= TASKS =
**A)** In the article about Country Time's "Legal-Ade" fund, rewrite the paragraph beginning "Each year children across the U.S." more briefly, keeping its main facts.
**B)** According to the article about Country Time's "Legal-Ade" fund, how old can a child running a lemonade stand be for the program to apply?
===== EXCERPT PROVIDED
- The Washington Times - Thursday, June 7, 2018

The men and women of Country Time Lemonade have started a “Legal-Ade” defense fund for entrepreneurial kids who are new to bureaucratic red tape.

Each year children across the U.S. have lemonade stands targeted by local officials over rules and regulations meant for commercial enterprises. Country Time announced its plans to fight back on Thursday with a humorous advertisement posted to YouTube.

“Around the country, kids are getting busted for running lemonade stands,” a narrator says. “Entrepreneurship, good work habits, good old-fashioned fun? Shut down by old, arcane, but very real laws.”

The company highlighted 6-year-old Autumn Thomasson’s story. The Porterville, Califorinia girl was cited in 2017 for running a stand without a license.

“It’s happening everywhere,” the narrator continues. “No, seriously, look it up. But this summer things are going to be different because Country Time is introducing “Legal-Ade” — a crack team ready to straighten out lemonade stand permits and fines, making sure no kid is denied their right to a lemonade stand and all the benefits they bestow.”

Country Time’s video then cuts to a cadre of men and women in suits surrounding a young girl.

“Tastes like justice,” an actor says.

“We’re taking the lead to #SaveLemonadeStands by paying for kids’ fines + permits this year,” the company added on Twitter. “For every RT this gets we’ll donate $1 (up to $500,000) to help kids next year + beyond.”

The program is open to legal U.S. residents who are the parents or legal guardians of a child 14 years of age or younger operating a lemonade stand.

This year’s efforts end 11:59 p.m. EDT. on Aug. 31, or when $60,000 worth of offers have been awarded.
==========
===== MATERIAL SUPPLIED
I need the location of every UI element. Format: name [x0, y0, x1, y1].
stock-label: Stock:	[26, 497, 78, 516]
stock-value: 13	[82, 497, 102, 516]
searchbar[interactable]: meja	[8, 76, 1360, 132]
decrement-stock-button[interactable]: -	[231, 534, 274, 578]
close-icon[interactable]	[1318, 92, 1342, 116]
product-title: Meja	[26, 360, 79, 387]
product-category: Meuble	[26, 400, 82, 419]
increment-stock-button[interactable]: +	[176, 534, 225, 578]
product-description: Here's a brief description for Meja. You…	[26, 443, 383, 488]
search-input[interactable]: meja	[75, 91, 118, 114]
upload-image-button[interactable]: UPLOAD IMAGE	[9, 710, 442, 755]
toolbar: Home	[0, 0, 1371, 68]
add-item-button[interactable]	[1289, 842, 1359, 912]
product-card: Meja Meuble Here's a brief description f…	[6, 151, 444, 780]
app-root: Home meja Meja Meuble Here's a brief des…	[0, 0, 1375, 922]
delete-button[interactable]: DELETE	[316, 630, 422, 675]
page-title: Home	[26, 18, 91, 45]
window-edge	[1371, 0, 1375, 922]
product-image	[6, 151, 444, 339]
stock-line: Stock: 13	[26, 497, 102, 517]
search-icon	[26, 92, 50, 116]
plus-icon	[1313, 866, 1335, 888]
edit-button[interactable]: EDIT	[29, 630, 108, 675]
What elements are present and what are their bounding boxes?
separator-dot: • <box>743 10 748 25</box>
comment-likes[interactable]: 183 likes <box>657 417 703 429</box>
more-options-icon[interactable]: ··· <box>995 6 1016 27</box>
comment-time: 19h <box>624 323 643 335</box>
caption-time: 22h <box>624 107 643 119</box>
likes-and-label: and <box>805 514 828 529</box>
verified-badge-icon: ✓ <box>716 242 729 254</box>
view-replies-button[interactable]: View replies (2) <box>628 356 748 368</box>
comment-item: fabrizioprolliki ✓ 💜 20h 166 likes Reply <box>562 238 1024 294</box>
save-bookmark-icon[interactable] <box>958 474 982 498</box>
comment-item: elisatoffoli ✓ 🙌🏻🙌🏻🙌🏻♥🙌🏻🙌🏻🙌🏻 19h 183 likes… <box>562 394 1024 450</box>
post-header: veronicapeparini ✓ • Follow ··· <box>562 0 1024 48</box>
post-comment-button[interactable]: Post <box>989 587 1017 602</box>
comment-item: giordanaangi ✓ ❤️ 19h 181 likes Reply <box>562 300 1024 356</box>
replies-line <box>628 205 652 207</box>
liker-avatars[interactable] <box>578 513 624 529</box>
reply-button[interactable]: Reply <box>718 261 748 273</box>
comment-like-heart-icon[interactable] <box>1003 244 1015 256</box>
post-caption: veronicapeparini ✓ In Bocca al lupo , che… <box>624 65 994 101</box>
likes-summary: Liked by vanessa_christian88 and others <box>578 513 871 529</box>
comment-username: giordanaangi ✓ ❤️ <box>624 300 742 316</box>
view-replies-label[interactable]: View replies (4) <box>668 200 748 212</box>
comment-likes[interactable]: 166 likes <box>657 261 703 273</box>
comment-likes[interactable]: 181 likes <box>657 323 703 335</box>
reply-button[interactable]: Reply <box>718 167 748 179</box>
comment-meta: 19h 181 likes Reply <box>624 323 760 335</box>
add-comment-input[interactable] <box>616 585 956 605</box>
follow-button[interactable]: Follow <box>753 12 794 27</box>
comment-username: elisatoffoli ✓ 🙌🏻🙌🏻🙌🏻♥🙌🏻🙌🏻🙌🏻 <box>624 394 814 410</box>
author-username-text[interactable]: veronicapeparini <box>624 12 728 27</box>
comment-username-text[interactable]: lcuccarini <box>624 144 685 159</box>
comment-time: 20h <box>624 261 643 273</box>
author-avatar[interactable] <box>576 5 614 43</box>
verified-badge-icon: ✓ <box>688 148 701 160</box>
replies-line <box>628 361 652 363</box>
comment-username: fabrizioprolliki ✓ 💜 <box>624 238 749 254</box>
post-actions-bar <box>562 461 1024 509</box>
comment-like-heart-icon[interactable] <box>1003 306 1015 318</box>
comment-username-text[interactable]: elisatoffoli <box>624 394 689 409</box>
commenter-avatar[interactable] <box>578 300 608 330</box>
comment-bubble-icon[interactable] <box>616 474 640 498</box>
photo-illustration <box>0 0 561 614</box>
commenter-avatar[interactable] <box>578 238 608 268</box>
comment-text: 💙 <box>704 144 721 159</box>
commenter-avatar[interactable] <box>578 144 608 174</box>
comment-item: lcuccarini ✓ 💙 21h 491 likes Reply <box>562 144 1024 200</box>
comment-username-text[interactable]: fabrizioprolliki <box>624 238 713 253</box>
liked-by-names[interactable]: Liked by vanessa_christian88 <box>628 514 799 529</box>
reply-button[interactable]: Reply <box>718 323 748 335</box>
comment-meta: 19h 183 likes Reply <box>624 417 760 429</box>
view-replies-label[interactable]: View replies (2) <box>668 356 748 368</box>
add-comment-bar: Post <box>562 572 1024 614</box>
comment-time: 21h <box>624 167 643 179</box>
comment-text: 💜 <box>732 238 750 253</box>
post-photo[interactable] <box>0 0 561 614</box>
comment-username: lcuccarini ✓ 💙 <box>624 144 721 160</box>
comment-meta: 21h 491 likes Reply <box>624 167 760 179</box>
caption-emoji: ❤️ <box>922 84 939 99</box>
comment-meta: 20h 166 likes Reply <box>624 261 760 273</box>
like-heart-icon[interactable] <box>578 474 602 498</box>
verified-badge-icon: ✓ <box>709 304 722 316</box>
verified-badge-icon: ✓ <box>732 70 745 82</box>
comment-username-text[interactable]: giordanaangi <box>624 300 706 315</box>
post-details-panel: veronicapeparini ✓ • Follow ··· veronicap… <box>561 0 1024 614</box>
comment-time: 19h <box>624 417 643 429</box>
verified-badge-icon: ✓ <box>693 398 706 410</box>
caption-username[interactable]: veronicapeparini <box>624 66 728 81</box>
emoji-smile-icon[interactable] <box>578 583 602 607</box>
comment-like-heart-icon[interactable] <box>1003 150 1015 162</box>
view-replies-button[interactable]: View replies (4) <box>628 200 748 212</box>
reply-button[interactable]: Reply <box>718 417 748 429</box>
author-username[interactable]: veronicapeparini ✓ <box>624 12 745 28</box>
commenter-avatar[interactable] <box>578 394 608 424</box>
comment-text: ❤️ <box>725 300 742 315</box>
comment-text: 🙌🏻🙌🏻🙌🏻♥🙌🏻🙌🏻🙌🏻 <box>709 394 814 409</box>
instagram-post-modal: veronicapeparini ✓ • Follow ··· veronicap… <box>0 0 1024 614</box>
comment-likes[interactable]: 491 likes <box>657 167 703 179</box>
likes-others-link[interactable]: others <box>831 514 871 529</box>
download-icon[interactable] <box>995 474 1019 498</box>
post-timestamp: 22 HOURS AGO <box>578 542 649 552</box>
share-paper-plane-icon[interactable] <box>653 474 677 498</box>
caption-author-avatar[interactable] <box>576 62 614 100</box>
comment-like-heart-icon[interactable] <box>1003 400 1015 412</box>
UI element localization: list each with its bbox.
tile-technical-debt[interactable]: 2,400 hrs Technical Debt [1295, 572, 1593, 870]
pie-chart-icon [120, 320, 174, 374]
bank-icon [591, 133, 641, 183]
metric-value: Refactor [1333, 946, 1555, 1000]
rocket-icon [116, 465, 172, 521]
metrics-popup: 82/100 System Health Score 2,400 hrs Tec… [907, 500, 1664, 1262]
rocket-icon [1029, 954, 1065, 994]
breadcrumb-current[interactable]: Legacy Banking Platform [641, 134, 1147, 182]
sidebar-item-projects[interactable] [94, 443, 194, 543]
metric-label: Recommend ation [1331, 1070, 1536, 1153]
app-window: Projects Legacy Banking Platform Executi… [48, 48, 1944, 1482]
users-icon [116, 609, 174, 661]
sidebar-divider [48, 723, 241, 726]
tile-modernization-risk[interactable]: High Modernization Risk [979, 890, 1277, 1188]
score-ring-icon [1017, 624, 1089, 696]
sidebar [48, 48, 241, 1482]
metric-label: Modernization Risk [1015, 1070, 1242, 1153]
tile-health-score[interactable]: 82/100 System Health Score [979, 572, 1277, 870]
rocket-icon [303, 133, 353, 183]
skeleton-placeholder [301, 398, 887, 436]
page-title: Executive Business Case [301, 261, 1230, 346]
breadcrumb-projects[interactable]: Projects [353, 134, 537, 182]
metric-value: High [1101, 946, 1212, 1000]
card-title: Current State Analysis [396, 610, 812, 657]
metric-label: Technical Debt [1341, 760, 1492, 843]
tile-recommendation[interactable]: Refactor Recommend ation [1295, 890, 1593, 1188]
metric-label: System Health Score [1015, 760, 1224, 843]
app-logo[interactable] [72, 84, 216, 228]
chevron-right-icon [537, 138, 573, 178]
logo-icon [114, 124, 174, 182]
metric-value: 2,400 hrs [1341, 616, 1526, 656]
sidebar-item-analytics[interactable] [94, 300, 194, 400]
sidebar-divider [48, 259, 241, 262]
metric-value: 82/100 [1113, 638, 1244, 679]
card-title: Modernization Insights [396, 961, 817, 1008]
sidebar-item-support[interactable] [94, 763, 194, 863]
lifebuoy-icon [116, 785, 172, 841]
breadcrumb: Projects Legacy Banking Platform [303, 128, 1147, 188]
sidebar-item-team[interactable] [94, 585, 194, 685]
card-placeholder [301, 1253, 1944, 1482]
==========
= RESPONSES FOR EACH TASK =
**A)** Local officials across the U.S. go after children's lemonade stands every year using rules meant for commercial businesses. On Thursday, Country Time announced in a humorous YouTube ad that it would fight back.

**B)** The child must be 14 years of age or younger.